= Do this =
Take every line that has the string "city" and copy it out.

= Dataset items =
============================================================

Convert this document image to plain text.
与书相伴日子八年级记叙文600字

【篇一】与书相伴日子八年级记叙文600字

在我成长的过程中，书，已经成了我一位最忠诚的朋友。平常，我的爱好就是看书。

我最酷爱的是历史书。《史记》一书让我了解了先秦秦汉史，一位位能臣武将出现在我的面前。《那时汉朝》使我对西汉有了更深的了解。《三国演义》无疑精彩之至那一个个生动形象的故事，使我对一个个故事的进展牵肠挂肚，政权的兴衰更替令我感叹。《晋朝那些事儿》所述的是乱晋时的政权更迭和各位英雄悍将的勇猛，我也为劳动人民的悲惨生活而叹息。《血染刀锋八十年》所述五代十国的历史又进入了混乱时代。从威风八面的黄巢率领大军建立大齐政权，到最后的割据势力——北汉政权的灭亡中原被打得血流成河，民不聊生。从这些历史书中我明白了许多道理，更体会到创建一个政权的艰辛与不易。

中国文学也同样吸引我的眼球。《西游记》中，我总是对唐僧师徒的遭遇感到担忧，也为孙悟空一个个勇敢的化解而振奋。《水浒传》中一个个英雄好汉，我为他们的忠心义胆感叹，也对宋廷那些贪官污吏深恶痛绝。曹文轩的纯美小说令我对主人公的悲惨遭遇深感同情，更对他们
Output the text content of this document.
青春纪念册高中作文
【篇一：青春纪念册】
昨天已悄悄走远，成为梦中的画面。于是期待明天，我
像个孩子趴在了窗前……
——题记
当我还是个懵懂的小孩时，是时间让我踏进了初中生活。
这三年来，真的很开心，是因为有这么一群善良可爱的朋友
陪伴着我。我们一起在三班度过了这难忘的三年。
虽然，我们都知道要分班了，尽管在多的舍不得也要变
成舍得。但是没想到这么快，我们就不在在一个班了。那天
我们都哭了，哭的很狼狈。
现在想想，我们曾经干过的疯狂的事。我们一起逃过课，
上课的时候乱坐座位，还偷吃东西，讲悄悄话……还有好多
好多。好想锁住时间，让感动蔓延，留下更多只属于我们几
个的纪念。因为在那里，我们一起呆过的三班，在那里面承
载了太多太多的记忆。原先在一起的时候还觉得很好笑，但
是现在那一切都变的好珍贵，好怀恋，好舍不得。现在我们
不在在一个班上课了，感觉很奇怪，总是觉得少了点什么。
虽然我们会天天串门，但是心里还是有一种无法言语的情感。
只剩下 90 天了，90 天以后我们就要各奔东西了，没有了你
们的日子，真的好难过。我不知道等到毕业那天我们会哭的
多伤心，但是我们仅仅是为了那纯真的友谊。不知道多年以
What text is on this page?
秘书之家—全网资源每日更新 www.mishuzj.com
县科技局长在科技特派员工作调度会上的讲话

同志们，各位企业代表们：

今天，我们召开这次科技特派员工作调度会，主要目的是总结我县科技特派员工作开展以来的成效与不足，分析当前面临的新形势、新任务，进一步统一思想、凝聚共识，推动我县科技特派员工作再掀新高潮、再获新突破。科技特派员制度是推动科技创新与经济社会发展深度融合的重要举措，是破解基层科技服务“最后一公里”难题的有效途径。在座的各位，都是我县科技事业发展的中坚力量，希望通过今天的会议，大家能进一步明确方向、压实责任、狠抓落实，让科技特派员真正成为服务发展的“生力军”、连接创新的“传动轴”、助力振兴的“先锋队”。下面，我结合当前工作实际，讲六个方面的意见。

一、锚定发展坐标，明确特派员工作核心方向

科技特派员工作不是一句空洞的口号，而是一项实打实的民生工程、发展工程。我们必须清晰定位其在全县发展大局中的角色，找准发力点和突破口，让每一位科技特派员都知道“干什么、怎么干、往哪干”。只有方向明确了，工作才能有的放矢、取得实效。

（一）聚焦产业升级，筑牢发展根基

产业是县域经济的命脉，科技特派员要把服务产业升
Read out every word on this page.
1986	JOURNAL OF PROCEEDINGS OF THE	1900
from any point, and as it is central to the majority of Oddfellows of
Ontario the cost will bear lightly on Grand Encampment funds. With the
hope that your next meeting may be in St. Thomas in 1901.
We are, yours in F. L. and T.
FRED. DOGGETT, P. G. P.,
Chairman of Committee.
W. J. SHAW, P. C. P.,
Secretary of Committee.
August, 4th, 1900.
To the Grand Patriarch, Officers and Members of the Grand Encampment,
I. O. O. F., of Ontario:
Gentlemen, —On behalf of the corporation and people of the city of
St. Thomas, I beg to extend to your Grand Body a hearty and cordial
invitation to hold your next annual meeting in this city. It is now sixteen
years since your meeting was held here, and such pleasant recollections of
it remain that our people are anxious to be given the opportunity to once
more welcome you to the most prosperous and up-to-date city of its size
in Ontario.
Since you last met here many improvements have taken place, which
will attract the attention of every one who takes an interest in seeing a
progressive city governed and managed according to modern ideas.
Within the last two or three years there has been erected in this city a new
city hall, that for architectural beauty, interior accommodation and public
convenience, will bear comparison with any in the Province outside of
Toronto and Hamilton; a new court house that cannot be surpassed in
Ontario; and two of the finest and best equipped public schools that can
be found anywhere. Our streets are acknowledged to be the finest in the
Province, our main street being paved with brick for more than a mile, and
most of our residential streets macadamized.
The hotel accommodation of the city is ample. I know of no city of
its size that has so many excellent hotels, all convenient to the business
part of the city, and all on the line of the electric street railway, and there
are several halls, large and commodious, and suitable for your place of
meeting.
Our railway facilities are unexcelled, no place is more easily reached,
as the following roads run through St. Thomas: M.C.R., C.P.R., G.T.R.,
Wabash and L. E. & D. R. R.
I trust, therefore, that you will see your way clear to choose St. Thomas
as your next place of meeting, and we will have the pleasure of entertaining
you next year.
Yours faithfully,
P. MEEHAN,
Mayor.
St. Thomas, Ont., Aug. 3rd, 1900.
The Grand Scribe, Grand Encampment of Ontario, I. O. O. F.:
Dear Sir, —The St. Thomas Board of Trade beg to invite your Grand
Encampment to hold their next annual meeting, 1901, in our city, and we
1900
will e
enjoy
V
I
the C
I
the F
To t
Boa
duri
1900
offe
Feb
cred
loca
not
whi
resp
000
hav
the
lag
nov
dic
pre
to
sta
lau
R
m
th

============================================================

= Worked solution =
Gentlemen, —On behalf of the corporation and people of the city of
invitation to hold your next annual meeting in this city. It is now sixteen
more welcome you to the most prosperous and up-to-date city of its size
progressive city governed and managed according to modern ideas.
Within the last two or three years there has been erected in this city a new
city hall, that for architectural beauty, interior accommodation and public
The hotel accommodation of the city is ample. I know of no city of
part of the city, and all on the line of the electric street railway, and there
Encampment to hold their next annual meeting, 1901, in our city, and we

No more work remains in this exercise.